Task to complete:
Every record should be copied exactly, except that pictures are to be omitted.

Extracted information:
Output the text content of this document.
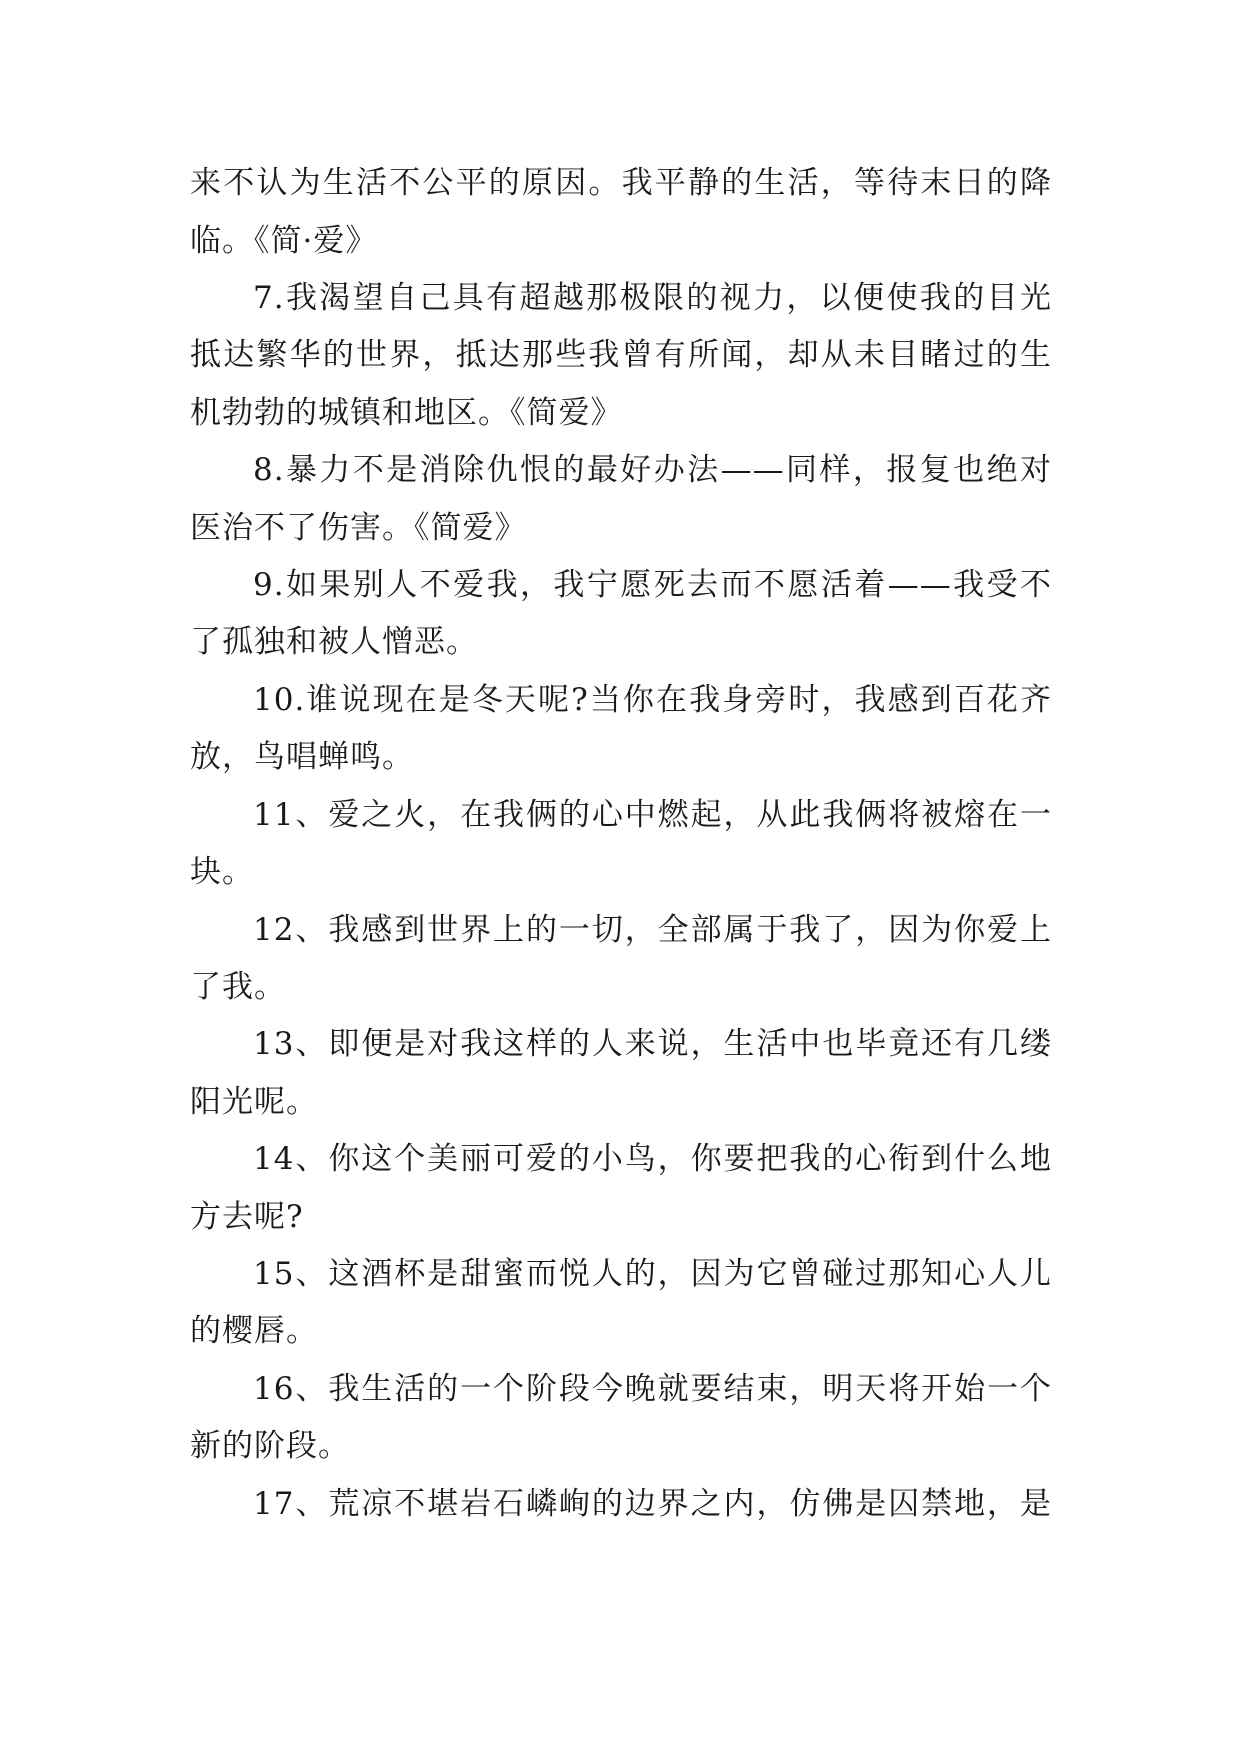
来不认为生活不公平的原因。我平静的生活，等待末日的降
临。《简·爱》
7.我渴望自己具有超越那极限的视力，以便使我的目光
抵达繁华的世界，抵达那些我曾有所闻，却从未目睹过的生
机勃勃的城镇和地区。《简爱》
8.暴力不是消除仇恨的最好办法——同样，报复也绝对
医治不了伤害。《简爱》
9.如果别人不爱我，我宁愿死去而不愿活着——我受不
了孤独和被人憎恶。
10.谁说现在是冬天呢?当你在我身旁时，我感到百花齐
放，鸟唱蝉鸣。
11、爱之火，在我俩的心中燃起，从此我俩将被熔在一
块。
12、我感到世界上的一切，全部属于我了，因为你爱上
了我。
13、即便是对我这样的人来说，生活中也毕竟还有几缕
阳光呢。
14、你这个美丽可爱的小鸟，你要把我的心衔到什么地
方去呢?
15、这酒杯是甜蜜而悦人的，因为它曾碰过那知心人儿
的樱唇。
16、我生活的一个阶段今晚就要结束，明天将开始一个
新的阶段。
17、荒凉不堪岩石嶙峋的边界之内，仿佛是囚禁地，是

The answer:
Output the text content of this document.
来不认为生活不公平的原因。我平静的生活，等待末日的降
临。《简·爱》
7.我渴望自己具有超越那极限的视力，以便使我的目光
抵达繁华的世界，抵达那些我曾有所闻，却从未目睹过的生
机勃勃的城镇和地区。《简爱》
8.暴力不是消除仇恨的最好办法——同样，报复也绝对
医治不了伤害。《简爱》
9.如果别人不爱我，我宁愿死去而不愿活着——我受不
了孤独和被人憎恶。
10.谁说现在是冬天呢?当你在我身旁时，我感到百花齐
放，鸟唱蝉鸣。
11、爱之火，在我俩的心中燃起，从此我俩将被熔在一
块。
12、我感到世界上的一切，全部属于我了，因为你爱上
了我。
13、即便是对我这样的人来说，生活中也毕竟还有几缕
阳光呢。
14、你这个美丽可爱的小鸟，你要把我的心衔到什么地
方去呢?
15、这酒杯是甜蜜而悦人的，因为它曾碰过那知心人儿
的樱唇。
16、我生活的一个阶段今晚就要结束，明天将开始一个
新的阶段。
17、荒凉不堪岩石嶙峋的边界之内，仿佛是囚禁地，是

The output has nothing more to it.